Task statement: Images should be left out, and everything else in the listing reproduced exactly.

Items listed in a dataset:
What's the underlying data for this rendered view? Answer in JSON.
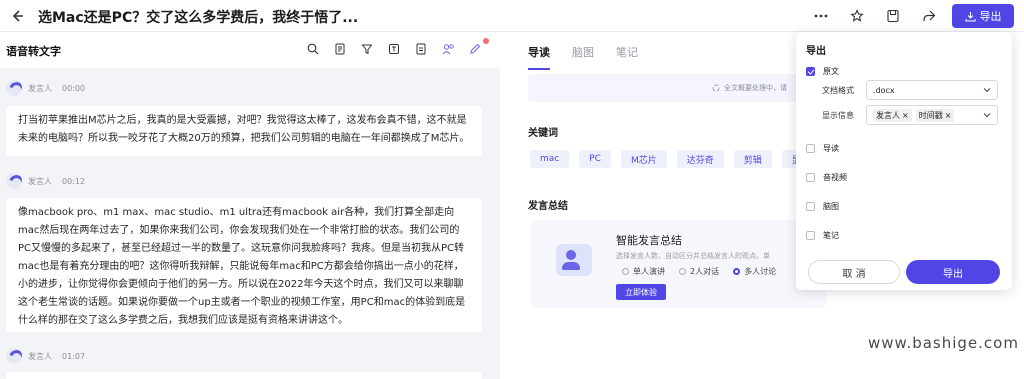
{
  "header": {
    "title": "选Mac还是PC？交了这么多学费后，我终于悟了...",
    "export_label": "导出"
  },
  "left": {
    "title": "语音转文字",
    "segments": [
      {
        "speaker": "发言人",
        "time": "00:00",
        "text": "打当初苹果推出M芯片之后，我真的是大受震撼，对吧？我觉得这太棒了，这发布会真不错，这不就是未来的电脑吗？所以我一咬牙花了大概20万的预算，把我们公司剪辑的电脑在一年间都换成了M芯片。"
      },
      {
        "speaker": "发言人",
        "time": "00:12",
        "text": "像macbook pro、m1 max、mac studio、m1 ultra还有macbook air各种，我们打算全部走向mac然后现在两年过去了，如果你来我们公司，你会发现我们处在一个非常打脸的状态。我们公司的PC又慢慢的多起来了，甚至已经超过一半的数量了。这玩意你问我脸疼吗？我疼。但是当初我从PC转mac也是有着充分理由的吧？这你得听我辩解，只能说每年mac和PC方都会给你搞出一点小的花样，小的进步，让你觉得你会更倾向于他们的另一方。所以说在2022年今天这个时点，我们又可以来聊聊这个老生常谈的话题。如果说你要做一个up主或者一个职业的视频工作室，用PC和mac的体验到底是什么样的那在交了这么多学费之后，我想我们应该是挺有资格来讲讲这个。"
      },
      {
        "speaker": "发言人",
        "time": "01:07"
      }
    ]
  },
  "right": {
    "tabs": [
      "导读",
      "脑图",
      "笔记"
    ],
    "summary_status": "全文概要处理中，请",
    "keywords_title": "关键词",
    "keywords": [
      "mac",
      "PC",
      "M芯片",
      "达芬奇",
      "剪辑",
      "显"
    ],
    "speech_summary_title": "发言总结",
    "smart_summary": {
      "title": "智能发言总结",
      "desc": "选择发言人数，自动区分并总结发言人的观点。单",
      "options": [
        "单人演讲",
        "2人对话",
        "多人讨论"
      ],
      "selected": "多人讨论",
      "try_label": "立即体验"
    }
  },
  "export_panel": {
    "title": "导出",
    "original_label": "原文",
    "format_label": "文档格式",
    "format_value": ".docx",
    "info_label": "显示信息",
    "info_chips": [
      "发言人",
      "时间戳"
    ],
    "options": [
      {
        "label": "导读",
        "checked": false
      },
      {
        "label": "音视频",
        "checked": false
      },
      {
        "label": "脑图",
        "checked": false
      },
      {
        "label": "笔记",
        "checked": false
      }
    ],
    "cancel_label": "取 消",
    "export_label": "导出"
  },
  "watermark": "www.bashige.com",
  "colors": {
    "accent": "#4f46e5",
    "panel_bg": "#f3f4f8"
  }
}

Right answer:
What's the underlying data for this rendered view? Answer in JSON.
{
  "header": {
    "title": "选Mac还是PC？交了这么多学费后，我终于悟了...",
    "export_label": "导出"
  },
  "left": {
    "title": "语音转文字",
    "segments": [
      {
        "speaker": "发言人",
        "time": "00:00",
        "text": "打当初苹果推出M芯片之后，我真的是大受震撼，对吧？我觉得这太棒了，这发布会真不错，这不就是未来的电脑吗？所以我一咬牙花了大概20万的预算，把我们公司剪辑的电脑在一年间都换成了M芯片。"
      },
      {
        "speaker": "发言人",
        "time": "00:12",
        "text": "像macbook pro、m1 max、mac studio、m1 ultra还有macbook air各种，我们打算全部走向mac然后现在两年过去了，如果你来我们公司，你会发现我们处在一个非常打脸的状态。我们公司的PC又慢慢的多起来了，甚至已经超过一半的数量了。这玩意你问我脸疼吗？我疼。但是当初我从PC转mac也是有着充分理由的吧？这你得听我辩解，只能说每年mac和PC方都会给你搞出一点小的花样，小的进步，让你觉得你会更倾向于他们的另一方。所以说在2022年今天这个时点，我们又可以来聊聊这个老生常谈的话题。如果说你要做一个up主或者一个职业的视频工作室，用PC和mac的体验到底是什么样的那在交了这么多学费之后，我想我们应该是挺有资格来讲讲这个。"
      },
      {
        "speaker": "发言人",
        "time": "01:07"
      }
    ]
  },
  "right": {
    "tabs": [
      "导读",
      "脑图",
      "笔记"
    ],
    "summary_status": "全文概要处理中，请",
    "keywords_title": "关键词",
    "keywords": [
      "mac",
      "PC",
      "M芯片",
      "达芬奇",
      "剪辑",
      "显"
    ],
    "speech_summary_title": "发言总结",
    "smart_summary": {
      "title": "智能发言总结",
      "desc": "选择发言人数，自动区分并总结发言人的观点。单",
      "options": [
        "单人演讲",
        "2人对话",
        "多人讨论"
      ],
      "selected": "多人讨论",
      "try_label": "立即体验"
    }
  },
  "export_panel": {
    "title": "导出",
    "original_label": "原文",
    "format_label": "文档格式",
    "format_value": ".docx",
    "info_label": "显示信息",
    "info_chips": [
      "发言人",
      "时间戳"
    ],
    "options": [
      {
        "label": "导读",
        "checked": false
      },
      {
        "label": "音视频",
        "checked": false
      },
      {
        "label": "脑图",
        "checked": false
      },
      {
        "label": "笔记",
        "checked": false
      }
    ],
    "cancel_label": "取 消",
    "export_label": "导出"
  },
  "watermark": "www.bashige.com",
  "colors": {
    "accent": "#4f46e5",
    "panel_bg": "#f3f4f8"
  }
}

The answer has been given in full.